### Work order:
The response must contain each line of the material that holds "Kommission".

========================================================================

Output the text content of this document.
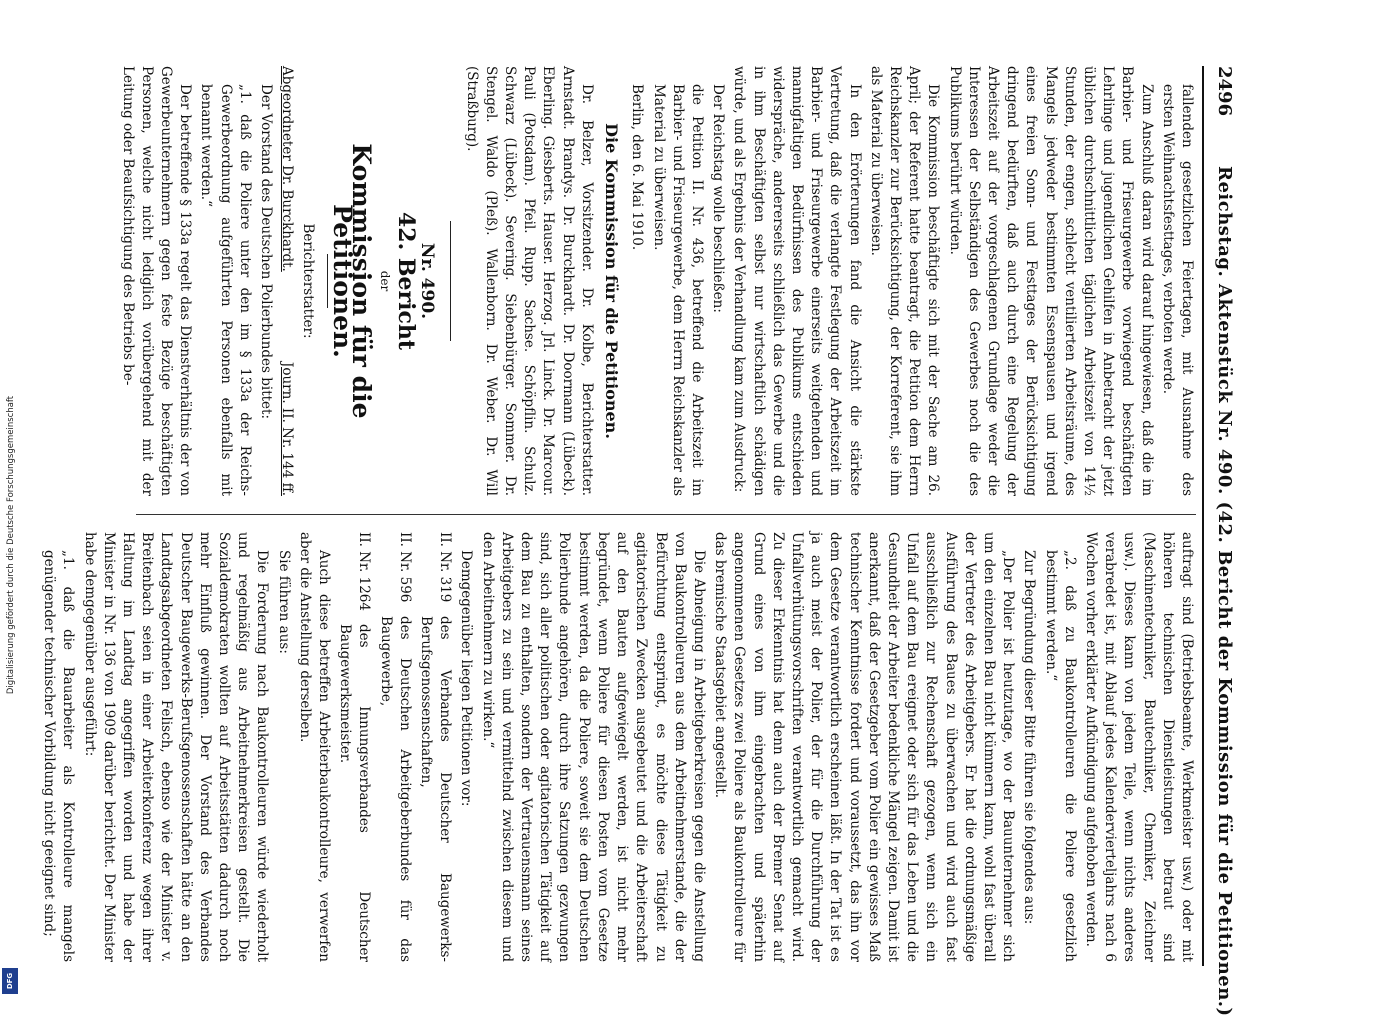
Digitalisierung gefördert durch die Deutsche Forschungsgemeinschaft
DFG
2496
Reichstag. Aktenstück Nr. 490. (42. Bericht der Kommission für die Petitionen.)

fallenden gesetzlichen Feiertagen, mit Ausnahme des ersten Weihnachtsfesttages, verboten werde.

Zum Anschluß daran wird darauf hingewiesen, daß die im Barbier- und Friseurgewerbe vorwiegend beschäftigten Lehrlinge und jugendlichen Gehilfen in Anbetracht der jetzt üblichen durchschnittlichen täglichen Arbeitszeit von 14½ Stunden, der engen, schlecht ventilierten Arbeitsräume, des Mangels jedweder bestimmten Essenspausen und irgend eines freien Sonn- und Festtages der Berücksichtigung dringend bedürften, daß auch durch eine Regelung der Arbeitszeit auf der vorgeschlagenen Grundlage weder die Interessen der Selbständigen des Gewerbes noch die des Publikums berührt würden.

Die Kommission beschäftigte sich mit der Sache am 26. April; der Referent hatte beantragt, die Petition dem Herrn Reichskanzler zur Berücksichtigung, der Korreferent, sie ihm als Material zu überweisen.

In den Erörterungen fand die Ansicht die stärkste Vertretung, daß die verlangte Festlegung der Arbeitszeit im Barbier- und Friseurgewerbe einerseits weitgehenden und mannigfaltigen Bedürfnissen des Publikums entschieden widerspräche, andererseits schließlich das Gewerbe und die in ihm Beschäftigten selbst nur wirtschaftlich schädigen würde, und als Ergebnis der Verhandlung kam zum Ausdruck:

Der Reichstag wolle beschließen:

die Petition II. Nr. 436, betreffend die Arbeitszeit im Barbier- und Friseurgewerbe, dem Herrn Reichskanzler als Material zu überweisen.

Berlin, den 6. Mai 1910.

Die Kommission für die Petitionen.

Dr. Belzer, Vorsitzender. Dr. Kolbe, Berichterstatter. Arnstadt. Brandys. Dr. Burckhardt. Dr. Doormann (Lübeck). Eberling. Giesberts. Hauser. Herzog. Jrl. Linck. Dr. Marcour. Pauli (Potsdam). Pfeil. Rupp. Sachse. Schöpflin. Schulz. Schwarz (Lübeck). Severing. Siebenbürger. Sommer. Dr. Stengel. Waldo (Pleß). Wallenborn. Dr. Weber. Dr. Will (Straßburg).

Nr. 490.
42. Bericht
der
Kommission für die Petitionen.

Berichterstatter:

Abgeordneter Dr. Burckhardt.
Journ. II. Nr. 144 ff.

Der Vorstand des Deutschen Polierbundes bittet:

„1. daß die Poliere unter den im § 133a der Reichs-Gewerbeordnung aufgeführten Personen ebenfalls mit benannt werden.“

Der betreffende § 133a regelt das Dienstverhältnis der von Gewerbeunternehmern gegen feste Bezüge beschäftigten Personen, welche nicht lediglich vorübergehend mit der Leitung oder Beaufsichtigung des Betriebs be-

auftragt sind (Betriebsbeamte, Werkmeister usw.) oder mit höheren technischen Dienstleistungen betraut sind (Maschinentechniker, Bautechniker, Chemiker, Zeichner usw.). Dieses kann von jedem Teile, wenn nichts anderes verabredet ist, mit Ablauf jedes Kalendervierteljahrs nach 6 Wochen vorher erklärter Aufkündigung aufgehoben werden.

„2. daß zu Baukontrolleuren die Poliere gesetzlich bestimmt werden.“

Zur Begründung dieser Bitte führen sie folgendes aus:

„Der Polier ist heutzutage, wo der Bauunternehmer sich um den einzelnen Bau nicht kümmern kann, wohl fast überall der Vertreter des Arbeitgebers. Er hat die ordnungsmäßige Ausführung des Baues zu überwachen und wird auch fast ausschließlich zur Rechenschaft gezogen, wenn sich ein Unfall auf dem Bau ereignet oder sich für das Leben und die Gesundheit der Arbeiter bedenkliche Mängel zeigen. Damit ist anerkannt, daß der Gesetzgeber vom Polier ein gewisses Maß technischer Kenntnisse fordert und voraussetzt, das ihn vor dem Gesetze verantwortlich erscheinen läßt. In der Tat ist es ja auch meist der Polier, der für die Durchführung der Unfallverhütungsvorschriften verantwortlich gemacht wird. Zu dieser Erkenntnis hat denn auch der Bremer Senat auf Grund eines von ihm eingebrachten und späterhin angenommenen Gesetzes zwei Poliere als Baukontrolleure für das bremische Staatsgebiet angestellt.

Die Abneigung in Arbeitgeberkreisen gegen die Anstellung von Baukontrolleuren aus dem Arbeitnehmerstande, die der Befürchtung entspringt, es möchte diese Tätigkeit zu agitatorischen Zwecken ausgebeutet und die Arbeiterschaft auf den Bauten aufgewiegelt werden, ist nicht mehr begründet, wenn Poliere für diesen Posten vom Gesetze bestimmt werden, da die Poliere, soweit sie dem Deutschen Polierbunde angehören, durch ihre Satzungen gezwungen sind, sich aller politischen oder agitatorischen Tätigkeit auf dem Bau zu enthalten, sondern der Vertrauensmann seines Arbeitgebers zu sein und vermittelnd zwischen diesem und den Arbeitnehmern zu wirken.“

Demgegenüber liegen Petitionen vor:

II. Nr. 319
des Verbandes Deutscher Baugewerks-Berufsgenossenschaften,

II. Nr. 596
des Deutschen Arbeitgeberbundes für das Baugewerbe,

II. Nr. 1264
des Innungsverbandes Deutscher Baugewerksmeister.

Auch diese betreffen Arbeiterbaukontrolleure, verwerfen aber die Anstellung derselben.

Sie führen aus:

Die Forderung nach Baukontrolleuren würde wiederholt und regelmäßig aus Arbeitnehmerkreisen gestellt. Die Sozialdemokraten wollten auf Arbeitsstätten dadurch noch mehr Einfluß gewinnen. Der Vorstand des Verbandes Deutscher Baugewerks-Berufsgenossenschaften hätte an den Landtagsabgeordneten Felisch, ebenso wie der Minister v. Breitenbach seien in einer Arbeiterkonferenz wegen ihrer Haltung im Landtag angegriffen worden und habe der Minister in Nr. 136 von 1909 darüber berichtet. Der Minister habe demgegenüber ausgeführt:

„1. daß die Bauarbeiter als Kontrolleure mangels genügender technischer Vorbildung nicht geeignet sind;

========================================================================

### Answer to this problem:
Reichstag. Aktenstück Nr. 490. (42. Bericht der Kommission für die Petitionen.)
Die Kommission beschäftigte sich mit der Sache am 26. April; der Referent hatte beantragt, die Petition dem Herrn Reichskanzler zur Berücksichtigung, der Korreferent, sie ihm als Material zu überweisen.
Die Kommission für die Petitionen.
Kommission für die Petitionen.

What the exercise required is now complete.